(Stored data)

------------------------------------------------------------------------

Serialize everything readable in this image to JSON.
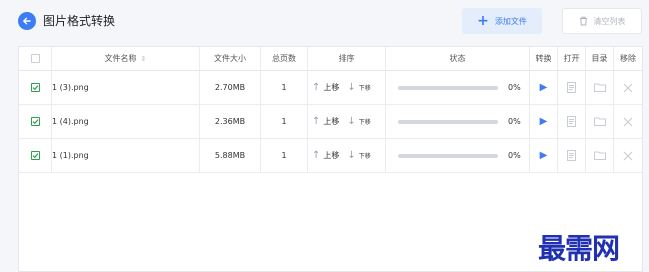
{
  "header": {
    "title": "图片格式转换",
    "add_label": "添加文件",
    "clear_label": "清空列表"
  },
  "table": {
    "columns": [
      "",
      "文件名称",
      "文件大小",
      "总页数",
      "排序",
      "状态",
      "转换",
      "打开",
      "目录",
      "移除"
    ],
    "sort_up_label": "上移",
    "sort_down_label": "下移",
    "rows": [
      {
        "checked": true,
        "name": "1 (3).png",
        "size": "2.70MB",
        "pages": "1",
        "progress": 0,
        "progress_text": "0%"
      },
      {
        "checked": true,
        "name": "1 (4).png",
        "size": "2.36MB",
        "pages": "1",
        "progress": 0,
        "progress_text": "0%"
      },
      {
        "checked": true,
        "name": "1 (1).png",
        "size": "5.88MB",
        "pages": "1",
        "progress": 0,
        "progress_text": "0%"
      }
    ]
  },
  "watermark": "最需网",
  "colors": {
    "accent": "#3d7cf5",
    "check": "#2ea04e",
    "watermark": "#2030b0"
  },
  "icons": [
    "back-arrow-icon",
    "plus-icon",
    "trash-icon",
    "sort-caret-icon",
    "arrow-up-icon",
    "arrow-down-icon",
    "play-icon",
    "document-icon",
    "folder-icon",
    "close-icon"
  ]
}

------------------------------------------------------------------------

Exclude the pictures, and transcribe all of the material exactly.

* [Answer to this problem]:
Serialize everything readable in this image to JSON.
{
  "header": {
    "title": "图片格式转换",
    "add_label": "添加文件",
    "clear_label": "清空列表"
  },
  "table": {
    "columns": [
      "",
      "文件名称",
      "文件大小",
      "总页数",
      "排序",
      "状态",
      "转换",
      "打开",
      "目录",
      "移除"
    ],
    "sort_up_label": "上移",
    "sort_down_label": "下移",
    "rows": [
      {
        "checked": true,
        "name": "1 (3).png",
        "size": "2.70MB",
        "pages": "1",
        "progress": 0,
        "progress_text": "0%"
      },
      {
        "checked": true,
        "name": "1 (4).png",
        "size": "2.36MB",
        "pages": "1",
        "progress": 0,
        "progress_text": "0%"
      },
      {
        "checked": true,
        "name": "1 (1).png",
        "size": "5.88MB",
        "pages": "1",
        "progress": 0,
        "progress_text": "0%"
      }
    ]
  },
  "watermark": "最需网",
  "colors": {
    "accent": "#3d7cf5",
    "check": "#2ea04e",
    "watermark": "#2030b0"
  },
  "icons": [
    "back-arrow-icon",
    "plus-icon",
    "trash-icon",
    "sort-caret-icon",
    "arrow-up-icon",
    "arrow-down-icon",
    "play-icon",
    "document-icon",
    "folder-icon",
    "close-icon"
  ]
}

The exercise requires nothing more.